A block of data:
○ ○ ○

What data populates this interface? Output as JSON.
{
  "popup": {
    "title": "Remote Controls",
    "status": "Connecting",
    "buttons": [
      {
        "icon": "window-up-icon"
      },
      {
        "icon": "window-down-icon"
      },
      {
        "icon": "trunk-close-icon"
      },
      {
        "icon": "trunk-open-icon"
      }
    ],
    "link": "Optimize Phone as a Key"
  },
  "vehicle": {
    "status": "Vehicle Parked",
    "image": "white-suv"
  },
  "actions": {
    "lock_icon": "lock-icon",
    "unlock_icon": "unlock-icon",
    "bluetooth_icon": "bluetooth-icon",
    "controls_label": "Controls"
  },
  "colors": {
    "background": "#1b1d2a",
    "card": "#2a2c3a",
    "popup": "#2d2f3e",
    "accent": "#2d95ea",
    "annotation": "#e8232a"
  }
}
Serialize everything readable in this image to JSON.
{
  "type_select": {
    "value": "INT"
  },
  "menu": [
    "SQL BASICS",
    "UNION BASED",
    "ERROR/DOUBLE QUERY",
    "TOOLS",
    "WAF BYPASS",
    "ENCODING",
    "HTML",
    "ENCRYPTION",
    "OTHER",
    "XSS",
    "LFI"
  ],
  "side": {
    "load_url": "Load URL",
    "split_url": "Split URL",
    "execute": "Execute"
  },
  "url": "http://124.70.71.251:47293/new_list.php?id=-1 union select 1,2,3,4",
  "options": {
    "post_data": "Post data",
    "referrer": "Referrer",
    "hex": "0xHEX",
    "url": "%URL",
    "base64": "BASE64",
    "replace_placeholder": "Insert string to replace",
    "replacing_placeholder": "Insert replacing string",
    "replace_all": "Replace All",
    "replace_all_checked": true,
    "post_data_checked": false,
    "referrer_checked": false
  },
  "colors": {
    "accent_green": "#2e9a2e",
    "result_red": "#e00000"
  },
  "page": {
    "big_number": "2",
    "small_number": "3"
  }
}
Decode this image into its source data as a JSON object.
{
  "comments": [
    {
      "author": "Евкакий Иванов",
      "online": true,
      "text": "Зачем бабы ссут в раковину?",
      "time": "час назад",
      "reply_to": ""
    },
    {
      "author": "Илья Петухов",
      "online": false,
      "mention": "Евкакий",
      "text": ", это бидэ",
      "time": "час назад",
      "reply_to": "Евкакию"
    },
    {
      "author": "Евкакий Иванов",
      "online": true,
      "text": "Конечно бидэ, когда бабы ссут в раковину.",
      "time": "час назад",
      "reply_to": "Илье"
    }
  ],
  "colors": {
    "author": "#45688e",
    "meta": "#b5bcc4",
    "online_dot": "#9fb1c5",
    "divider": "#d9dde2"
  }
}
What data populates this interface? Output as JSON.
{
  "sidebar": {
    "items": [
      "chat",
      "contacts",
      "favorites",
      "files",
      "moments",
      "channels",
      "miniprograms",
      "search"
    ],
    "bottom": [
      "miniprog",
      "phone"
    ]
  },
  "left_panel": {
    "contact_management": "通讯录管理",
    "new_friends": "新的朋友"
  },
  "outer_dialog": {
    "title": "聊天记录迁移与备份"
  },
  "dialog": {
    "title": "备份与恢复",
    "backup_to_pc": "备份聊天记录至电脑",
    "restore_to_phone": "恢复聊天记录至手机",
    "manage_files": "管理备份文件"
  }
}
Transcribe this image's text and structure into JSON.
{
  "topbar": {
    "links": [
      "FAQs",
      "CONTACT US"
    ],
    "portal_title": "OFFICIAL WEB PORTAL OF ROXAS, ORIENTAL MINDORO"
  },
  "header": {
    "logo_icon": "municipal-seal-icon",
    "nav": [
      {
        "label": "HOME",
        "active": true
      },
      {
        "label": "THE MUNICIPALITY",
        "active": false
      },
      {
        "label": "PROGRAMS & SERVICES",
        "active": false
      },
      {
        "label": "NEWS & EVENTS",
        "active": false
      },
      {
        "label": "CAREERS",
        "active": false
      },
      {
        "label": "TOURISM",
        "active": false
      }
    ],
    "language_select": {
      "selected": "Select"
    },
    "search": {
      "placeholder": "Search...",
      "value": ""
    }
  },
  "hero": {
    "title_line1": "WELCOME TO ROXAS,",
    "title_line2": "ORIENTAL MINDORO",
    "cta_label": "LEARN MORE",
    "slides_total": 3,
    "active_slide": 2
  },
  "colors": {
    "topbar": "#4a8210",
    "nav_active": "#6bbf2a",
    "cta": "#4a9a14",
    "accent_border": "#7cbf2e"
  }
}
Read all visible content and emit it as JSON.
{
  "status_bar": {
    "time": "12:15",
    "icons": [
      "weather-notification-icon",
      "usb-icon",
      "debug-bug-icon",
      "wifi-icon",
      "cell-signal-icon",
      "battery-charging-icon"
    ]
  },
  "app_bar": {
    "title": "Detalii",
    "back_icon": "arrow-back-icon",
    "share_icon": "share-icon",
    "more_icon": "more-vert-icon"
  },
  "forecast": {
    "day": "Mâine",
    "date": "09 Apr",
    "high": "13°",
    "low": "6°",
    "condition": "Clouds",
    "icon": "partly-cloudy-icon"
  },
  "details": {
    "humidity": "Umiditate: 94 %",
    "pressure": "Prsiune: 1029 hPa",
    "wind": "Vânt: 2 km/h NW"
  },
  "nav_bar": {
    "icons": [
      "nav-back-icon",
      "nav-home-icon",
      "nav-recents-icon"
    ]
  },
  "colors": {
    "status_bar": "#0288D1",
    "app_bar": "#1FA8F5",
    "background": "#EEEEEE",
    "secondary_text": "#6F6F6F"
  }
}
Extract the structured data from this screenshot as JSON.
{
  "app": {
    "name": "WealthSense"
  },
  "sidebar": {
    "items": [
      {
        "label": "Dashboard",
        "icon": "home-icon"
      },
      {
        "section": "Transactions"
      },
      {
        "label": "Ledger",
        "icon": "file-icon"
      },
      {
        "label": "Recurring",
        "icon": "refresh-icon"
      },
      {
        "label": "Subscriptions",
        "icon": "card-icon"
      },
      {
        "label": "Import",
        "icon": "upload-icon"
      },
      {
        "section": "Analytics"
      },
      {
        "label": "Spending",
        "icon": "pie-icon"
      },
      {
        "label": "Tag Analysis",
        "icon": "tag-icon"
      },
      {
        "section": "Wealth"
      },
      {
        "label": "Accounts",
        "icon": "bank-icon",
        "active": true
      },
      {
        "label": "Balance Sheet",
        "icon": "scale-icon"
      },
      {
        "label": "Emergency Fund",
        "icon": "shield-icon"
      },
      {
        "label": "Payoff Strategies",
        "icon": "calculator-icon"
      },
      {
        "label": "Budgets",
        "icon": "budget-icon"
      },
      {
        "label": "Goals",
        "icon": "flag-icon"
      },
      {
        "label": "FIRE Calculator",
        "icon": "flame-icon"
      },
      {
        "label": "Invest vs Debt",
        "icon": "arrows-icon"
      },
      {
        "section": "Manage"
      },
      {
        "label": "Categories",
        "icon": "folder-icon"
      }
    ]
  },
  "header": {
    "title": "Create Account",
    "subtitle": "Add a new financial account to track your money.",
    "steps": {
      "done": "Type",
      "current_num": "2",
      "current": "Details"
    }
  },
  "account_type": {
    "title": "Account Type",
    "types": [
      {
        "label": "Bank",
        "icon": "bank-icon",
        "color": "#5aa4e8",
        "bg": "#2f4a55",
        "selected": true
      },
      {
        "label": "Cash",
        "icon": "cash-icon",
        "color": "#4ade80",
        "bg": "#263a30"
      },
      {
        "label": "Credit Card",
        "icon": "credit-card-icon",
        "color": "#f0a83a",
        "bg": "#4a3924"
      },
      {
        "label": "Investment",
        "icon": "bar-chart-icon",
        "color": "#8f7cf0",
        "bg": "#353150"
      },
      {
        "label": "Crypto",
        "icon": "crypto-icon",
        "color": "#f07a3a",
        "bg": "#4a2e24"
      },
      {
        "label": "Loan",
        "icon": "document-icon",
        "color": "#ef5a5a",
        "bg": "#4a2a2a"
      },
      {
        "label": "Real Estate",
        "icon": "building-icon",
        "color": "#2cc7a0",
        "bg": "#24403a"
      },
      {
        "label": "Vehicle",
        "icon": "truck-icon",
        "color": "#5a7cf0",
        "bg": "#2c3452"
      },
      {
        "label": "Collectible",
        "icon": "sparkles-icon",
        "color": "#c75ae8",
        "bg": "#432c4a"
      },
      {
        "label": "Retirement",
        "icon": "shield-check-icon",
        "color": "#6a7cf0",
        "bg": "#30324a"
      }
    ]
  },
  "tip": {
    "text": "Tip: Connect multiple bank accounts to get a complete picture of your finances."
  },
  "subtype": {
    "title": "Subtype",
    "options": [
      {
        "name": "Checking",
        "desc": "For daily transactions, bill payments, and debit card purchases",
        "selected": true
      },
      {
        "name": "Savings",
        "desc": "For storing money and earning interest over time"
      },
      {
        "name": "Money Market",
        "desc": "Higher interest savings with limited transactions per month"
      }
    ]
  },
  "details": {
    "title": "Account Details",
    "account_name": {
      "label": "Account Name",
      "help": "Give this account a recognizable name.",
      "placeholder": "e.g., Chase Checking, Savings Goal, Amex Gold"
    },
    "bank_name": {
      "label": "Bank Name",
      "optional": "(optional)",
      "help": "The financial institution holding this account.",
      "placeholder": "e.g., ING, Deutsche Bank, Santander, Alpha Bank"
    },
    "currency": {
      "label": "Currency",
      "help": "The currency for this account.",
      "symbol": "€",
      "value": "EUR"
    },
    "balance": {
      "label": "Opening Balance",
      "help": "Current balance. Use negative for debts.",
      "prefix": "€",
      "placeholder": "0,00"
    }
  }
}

○ ○ ○

• Exercise aim:
Scan the listing above for the word "бидэ" and show each line where it is found.

• Solution to the exercise:
      "text": ", это бидэ",
      "text": "Конечно бидэ, когда бабы ссут в раковину.",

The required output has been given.